== 引用文 ==
みんな大好きTransform2Dノードとはコレである。

みんながしっている挙動

ことあるごとに使うこの基本ノードだが、入力した角度やスケールがいちいちリセットしてしまい「結局今何度回転させたのか?何倍に拡縮したのか?」わからなくなることがないだろうか?
Widthを設定してApplyを押すと…
Widthを設定してApplyを2回押すと…
幅が0.8倍の0.8倍になる
幅が0.8倍の0.8倍になる
この挙動の何が面倒かというと、最初、80%の大きさにしていたものを60%に変更したい場合に、ただ単に60%でApplyすればいいというものではないのだ。

Edit Matrix Value

では、入力した値はどこに行ってしまったのだろうか?
ここで、Edit Matrix Valueというボタンに注目してみよう。
デザイナーはMatrixアレルギーの人が多い(偏見)
デザイナーはMatrixアレルギーの人が多い(偏見)
デフォルトだと、下記画像の状態である。
(x1,y1,x2,y2)=(1,0,0,1)
一度、Backに戻ってWidthを80%にしてみよう。
widthを80%で1回Applyした
widthを80%で1回Applyした
そして、Edit Matrix Valueボタンを押してTransform Matrixを確認すると…x1が1.0から1.25になっている。
x1が1.0から1.25になった
x1が1.0から1.25になった
もういちどwidthに80%適応すると、x1が1.5625の変わっていることが確認できる。
x1が1.25から1.5625
x1が1.25から1.5625になった

Transdorm2DのAngleとScaleが不可逆な理由

どうやら、Transform2Dノードでは入力した値を入力してApplyを押すと、なんらかの計算が行われてtransform matrixの値に変換されるようだ。
そして、その途中式が残らないために後から角度や拡縮を(入力を1とした倍数・角度として)変更することができないのである。

Matrix Valueの正体

なぜ不可逆な計算になっているのかふんわり理解できたとして、どうやってほかのノードのScaleやRotateのような感覚でTransform2Dを使用すればいいのか?

== 作業指示 ==
Transform2Dノードを解説した引用文を、最後の文の後から書き進めてください。

== 一覧 ==
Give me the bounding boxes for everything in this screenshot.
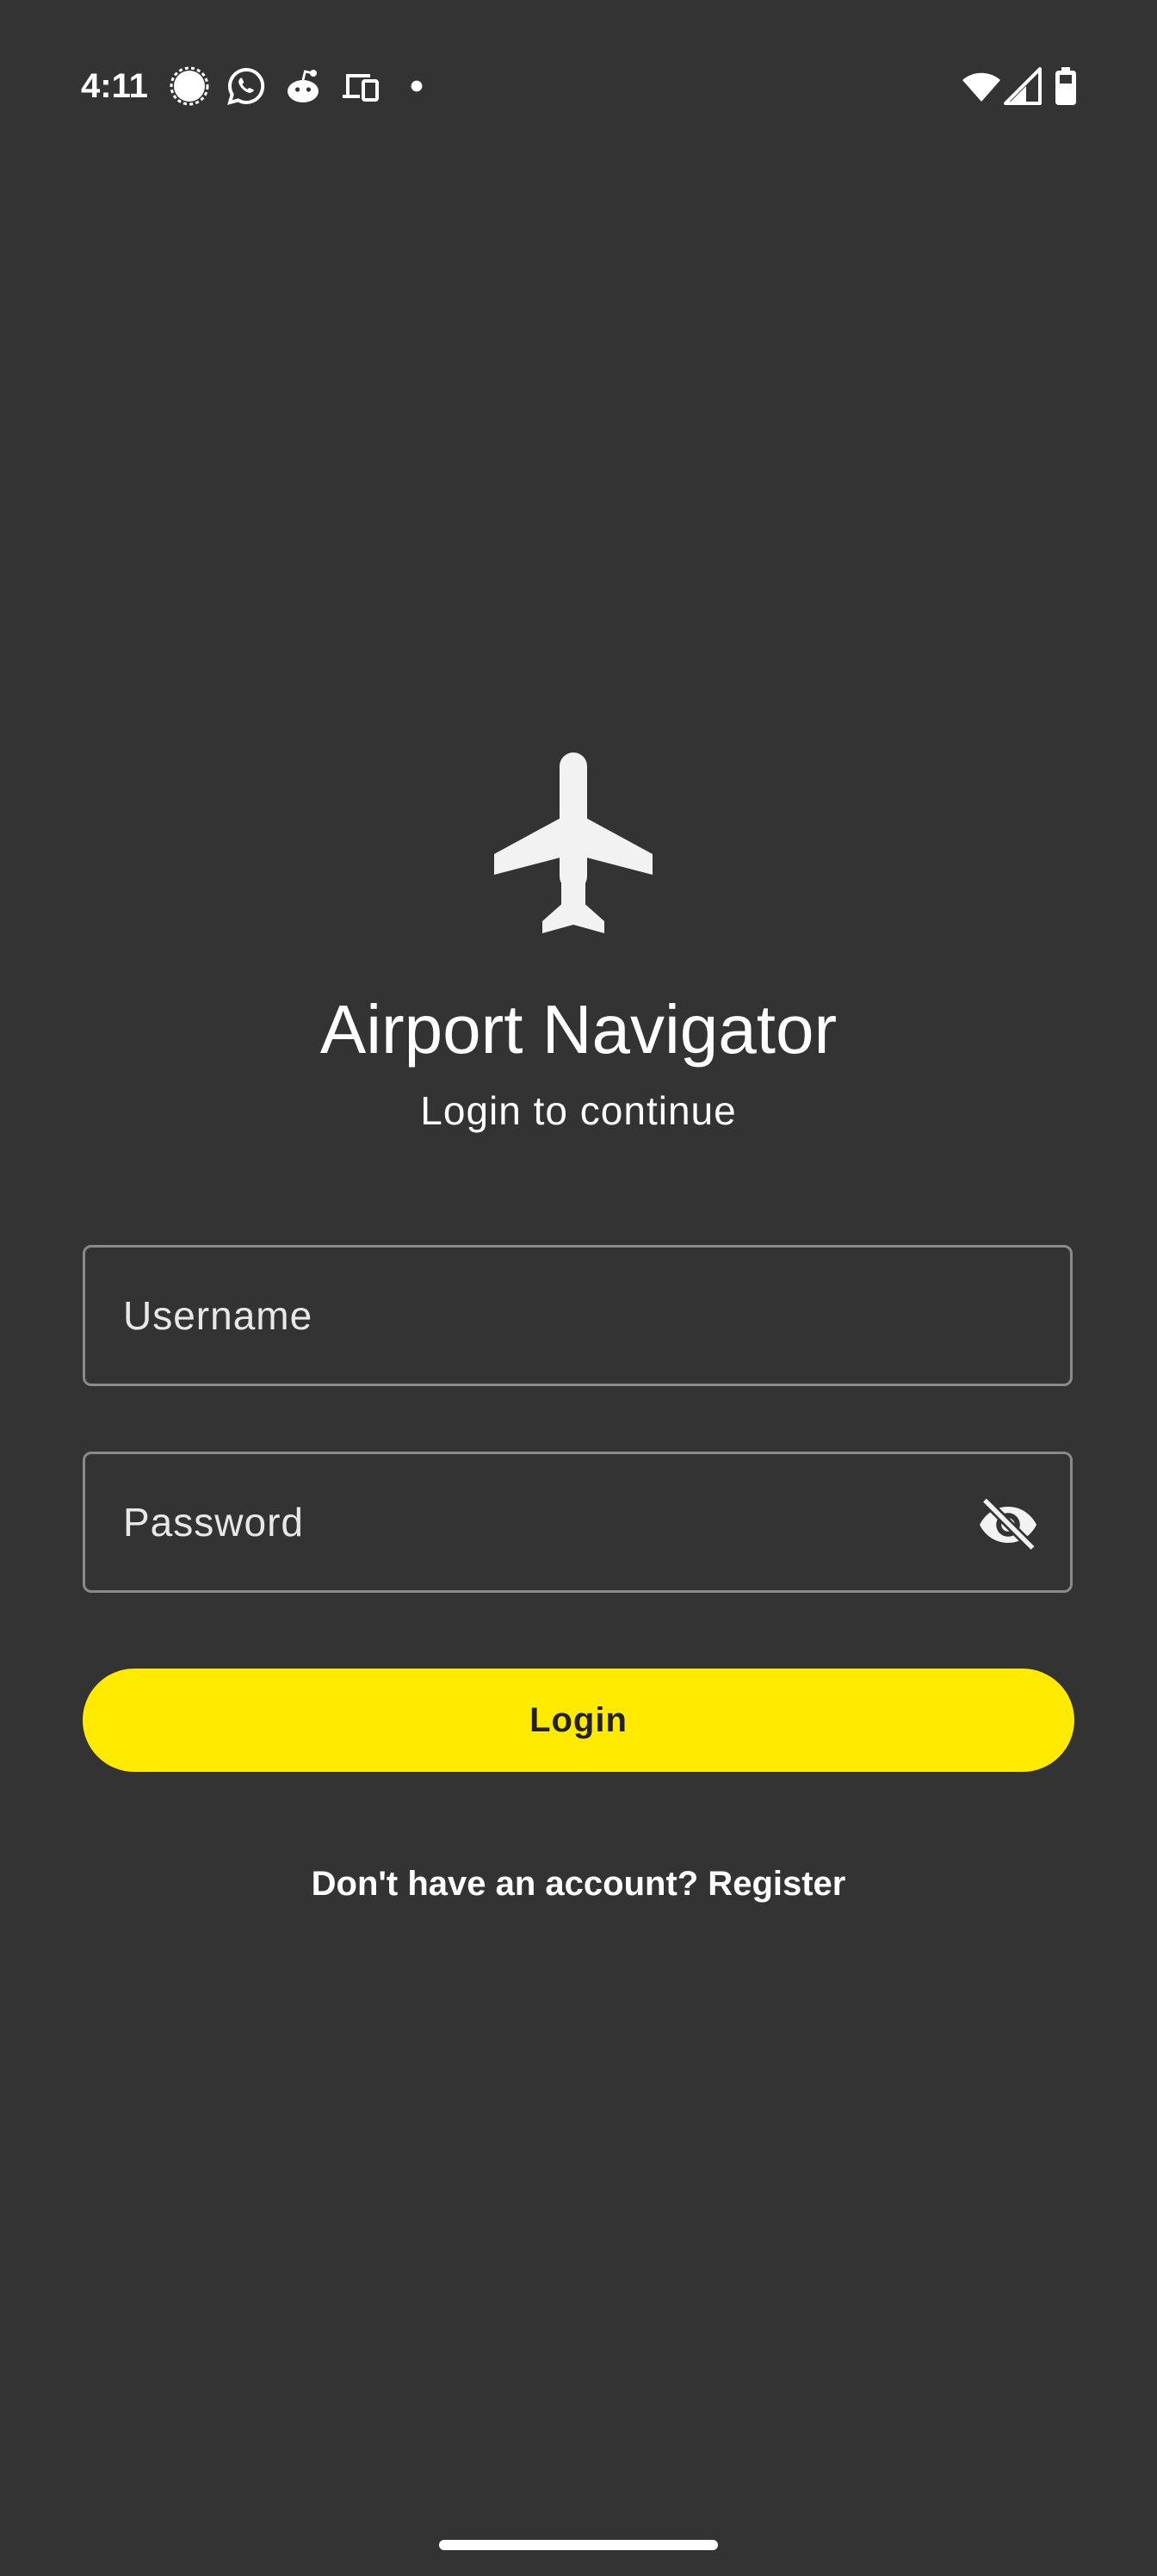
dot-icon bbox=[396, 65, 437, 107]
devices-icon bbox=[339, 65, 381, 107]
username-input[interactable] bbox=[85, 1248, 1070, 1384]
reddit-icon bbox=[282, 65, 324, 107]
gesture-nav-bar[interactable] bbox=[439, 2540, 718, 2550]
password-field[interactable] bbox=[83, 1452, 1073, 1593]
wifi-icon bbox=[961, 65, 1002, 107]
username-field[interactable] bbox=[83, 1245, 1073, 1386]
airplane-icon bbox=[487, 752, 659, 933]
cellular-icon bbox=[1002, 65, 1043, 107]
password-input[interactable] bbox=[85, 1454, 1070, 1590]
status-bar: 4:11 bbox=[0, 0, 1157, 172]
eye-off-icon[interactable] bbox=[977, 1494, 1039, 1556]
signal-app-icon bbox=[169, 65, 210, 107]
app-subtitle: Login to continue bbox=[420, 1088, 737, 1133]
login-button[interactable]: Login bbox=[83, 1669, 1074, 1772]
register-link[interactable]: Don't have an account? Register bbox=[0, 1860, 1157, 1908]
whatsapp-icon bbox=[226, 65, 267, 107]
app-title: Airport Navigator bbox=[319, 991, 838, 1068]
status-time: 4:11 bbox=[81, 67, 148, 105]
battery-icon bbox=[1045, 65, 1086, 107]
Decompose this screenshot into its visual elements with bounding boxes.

== 出力 ==
これを理解するためには、ちょっと難しい数字をいじらなければいけない。

結論

結論だけ先に述べておくと、「なんらかの計算」は2次元座標変換[1]でありその解がパラメータに入力されている。

上記で試したものは、

\begin{pmatrix} x'\\ y' \end{pmatrix} = \begin{pmatrix} s_x & 0 & 0 \\ 0 & s_y & 0 \\ 0 & 0 & 1 \end{pmatrix} \begin{pmatrix} x \\ y \\ 1 \end{pmatrix}

であり、この(x',y')がパラメータに入力されている。
気持ちとしては、入れたい値は(s_x,s_y)なのだけども…

なぜこんな面倒くさいことを…?

わからん、なんでだろう。値はもっててほしい。”””プロシージャル”””なので…

簡単に作れるTransform2Dをつくってみた

transform2Dの中では2次元座標変換の計算がなされていることがわかったら、あとは簡単だ。Transform2DノードのTransform Matrixに、空っぽのFunction Graphを作成してそこで計算させるだけである。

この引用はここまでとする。